— What you will do —
In this exercise, reproduce all the entries that follow exactly.
* start Records for this task *
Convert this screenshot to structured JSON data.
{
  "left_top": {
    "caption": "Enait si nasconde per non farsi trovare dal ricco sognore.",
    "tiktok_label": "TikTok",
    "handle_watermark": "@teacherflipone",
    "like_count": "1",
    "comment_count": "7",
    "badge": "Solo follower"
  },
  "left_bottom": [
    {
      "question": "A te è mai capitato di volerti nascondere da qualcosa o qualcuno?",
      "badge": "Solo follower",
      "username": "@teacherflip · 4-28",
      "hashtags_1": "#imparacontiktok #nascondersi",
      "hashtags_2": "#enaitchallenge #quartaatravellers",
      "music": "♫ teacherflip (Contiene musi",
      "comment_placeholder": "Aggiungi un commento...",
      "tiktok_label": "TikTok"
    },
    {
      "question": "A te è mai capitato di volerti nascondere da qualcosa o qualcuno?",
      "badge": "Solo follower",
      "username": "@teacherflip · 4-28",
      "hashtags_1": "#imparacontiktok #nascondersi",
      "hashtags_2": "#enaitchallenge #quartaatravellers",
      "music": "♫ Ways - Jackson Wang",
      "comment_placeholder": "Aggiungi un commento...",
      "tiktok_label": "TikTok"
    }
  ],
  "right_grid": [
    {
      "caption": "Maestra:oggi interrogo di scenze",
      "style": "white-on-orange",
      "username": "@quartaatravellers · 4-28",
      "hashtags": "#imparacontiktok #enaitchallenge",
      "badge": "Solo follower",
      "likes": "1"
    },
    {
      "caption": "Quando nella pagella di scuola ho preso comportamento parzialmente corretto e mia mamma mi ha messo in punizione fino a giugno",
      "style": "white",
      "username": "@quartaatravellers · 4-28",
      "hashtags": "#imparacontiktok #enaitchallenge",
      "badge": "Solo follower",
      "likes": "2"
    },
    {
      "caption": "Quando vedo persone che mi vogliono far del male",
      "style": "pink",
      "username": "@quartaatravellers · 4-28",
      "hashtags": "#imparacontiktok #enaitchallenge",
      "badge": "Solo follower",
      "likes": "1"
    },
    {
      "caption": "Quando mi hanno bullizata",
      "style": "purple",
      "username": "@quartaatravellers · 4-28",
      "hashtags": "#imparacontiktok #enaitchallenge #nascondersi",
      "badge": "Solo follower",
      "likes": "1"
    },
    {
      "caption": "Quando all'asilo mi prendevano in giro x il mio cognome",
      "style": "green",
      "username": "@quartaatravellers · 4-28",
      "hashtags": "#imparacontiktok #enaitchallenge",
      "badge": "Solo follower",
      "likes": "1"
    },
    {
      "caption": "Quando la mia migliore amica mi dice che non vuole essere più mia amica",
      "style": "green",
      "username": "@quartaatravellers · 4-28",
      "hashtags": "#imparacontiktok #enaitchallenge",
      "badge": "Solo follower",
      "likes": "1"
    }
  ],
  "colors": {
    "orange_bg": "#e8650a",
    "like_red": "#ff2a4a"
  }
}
* end Records for this task *
— Result of the exercise —
Convert this screenshot to structured JSON data.
{
  "left_top": {
    "caption": "Enait si nasconde per non farsi trovare dal ricco sognore.",
    "tiktok_label": "TikTok",
    "handle_watermark": "@teacherflipone",
    "like_count": "1",
    "comment_count": "7",
    "badge": "Solo follower"
  },
  "left_bottom": [
    {
      "question": "A te è mai capitato di volerti nascondere da qualcosa o qualcuno?",
      "badge": "Solo follower",
      "username": "@teacherflip · 4-28",
      "hashtags_1": "#imparacontiktok #nascondersi",
      "hashtags_2": "#enaitchallenge #quartaatravellers",
      "music": "♫ teacherflip (Contiene musi",
      "comment_placeholder": "Aggiungi un commento...",
      "tiktok_label": "TikTok"
    },
    {
      "question": "A te è mai capitato di volerti nascondere da qualcosa o qualcuno?",
      "badge": "Solo follower",
      "username": "@teacherflip · 4-28",
      "hashtags_1": "#imparacontiktok #nascondersi",
      "hashtags_2": "#enaitchallenge #quartaatravellers",
      "music": "♫ Ways - Jackson Wang",
      "comment_placeholder": "Aggiungi un commento...",
      "tiktok_label": "TikTok"
    }
  ],
  "right_grid": [
    {
      "caption": "Maestra:oggi interrogo di scenze",
      "style": "white-on-orange",
      "username": "@quartaatravellers · 4-28",
      "hashtags": "#imparacontiktok #enaitchallenge",
      "badge": "Solo follower",
      "likes": "1"
    },
    {
      "caption": "Quando nella pagella di scuola ho preso comportamento parzialmente corretto e mia mamma mi ha messo in punizione fino a giugno",
      "style": "white",
      "username": "@quartaatravellers · 4-28",
      "hashtags": "#imparacontiktok #enaitchallenge",
      "badge": "Solo follower",
      "likes": "2"
    },
    {
      "caption": "Quando vedo persone che mi vogliono far del male",
      "style": "pink",
      "username": "@quartaatravellers · 4-28",
      "hashtags": "#imparacontiktok #enaitchallenge",
      "badge": "Solo follower",
      "likes": "1"
    },
    {
      "caption": "Quando mi hanno bullizata",
      "style": "purple",
      "username": "@quartaatravellers · 4-28",
      "hashtags": "#imparacontiktok #enaitchallenge #nascondersi",
      "badge": "Solo follower",
      "likes": "1"
    },
    {
      "caption": "Quando all'asilo mi prendevano in giro x il mio cognome",
      "style": "green",
      "username": "@quartaatravellers · 4-28",
      "hashtags": "#imparacontiktok #enaitchallenge",
      "badge": "Solo follower",
      "likes": "1"
    },
    {
      "caption": "Quando la mia migliore amica mi dice che non vuole essere più mia amica",
      "style": "green",
      "username": "@quartaatravellers · 4-28",
      "hashtags": "#imparacontiktok #enaitchallenge",
      "badge": "Solo follower",
      "likes": "1"
    }
  ],
  "colors": {
    "orange_bg": "#e8650a",
    "like_red": "#ff2a4a"
  }
}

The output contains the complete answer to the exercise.